INFORMATION PROVIDED:

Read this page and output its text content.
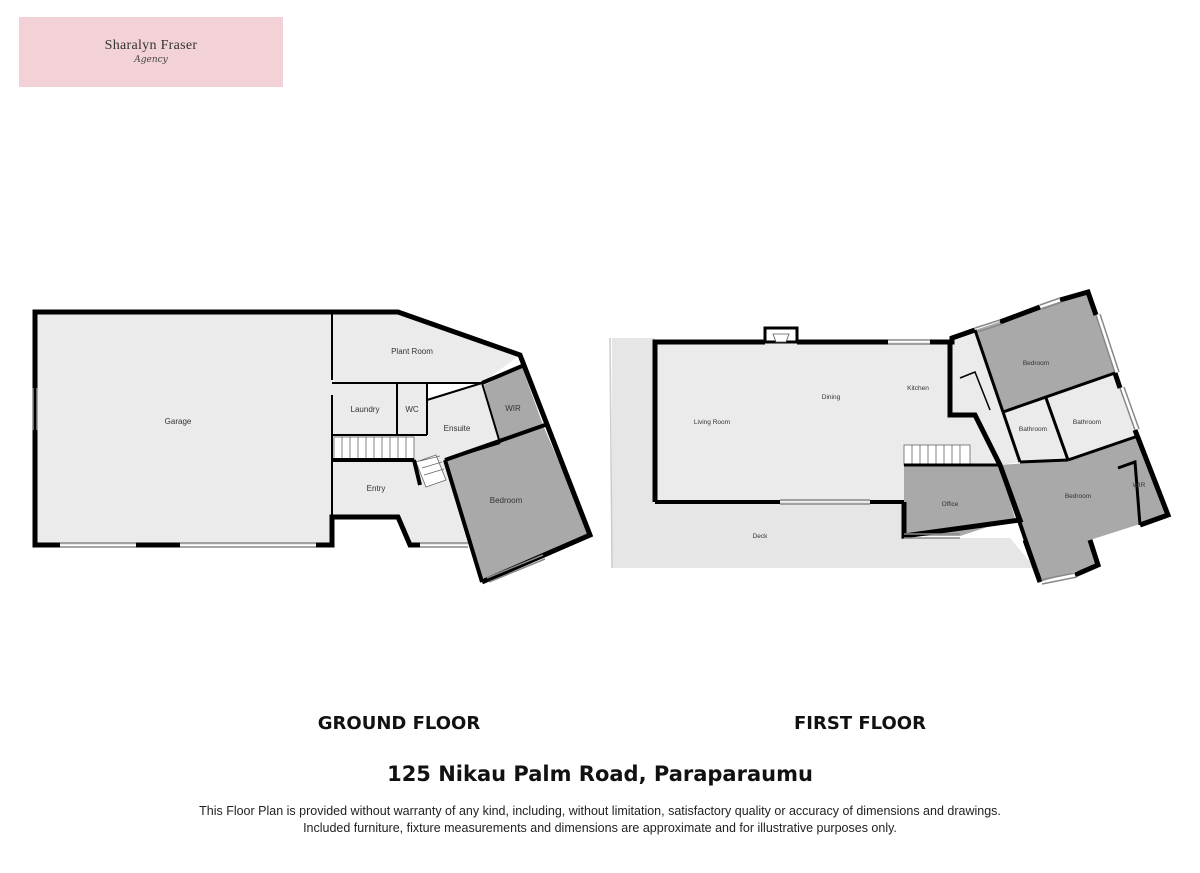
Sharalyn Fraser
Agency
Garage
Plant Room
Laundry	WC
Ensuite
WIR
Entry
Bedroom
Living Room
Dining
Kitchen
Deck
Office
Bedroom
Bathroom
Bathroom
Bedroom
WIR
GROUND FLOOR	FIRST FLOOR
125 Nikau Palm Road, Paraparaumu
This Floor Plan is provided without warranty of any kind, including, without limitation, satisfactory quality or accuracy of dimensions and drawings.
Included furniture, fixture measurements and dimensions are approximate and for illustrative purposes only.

WRITTEN PROBLEM:
Can you restate all the records above word for word while dropping the pictures?

RESPONSE:
Read this page and output its text content.
Sharalyn Fraser
Agency
Garage
Plant Room
Laundry	WC
Ensuite
WIR
Entry
Bedroom
Living Room
Dining
Kitchen
Deck
Office
Bedroom
Bathroom
Bathroom
Bedroom
WIR
GROUND FLOOR	FIRST FLOOR
125 Nikau Palm Road, Paraparaumu
This Floor Plan is provided without warranty of any kind, including, without limitation, satisfactory quality or accuracy of dimensions and drawings.
Included furniture, fixture measurements and dimensions are approximate and for illustrative purposes only.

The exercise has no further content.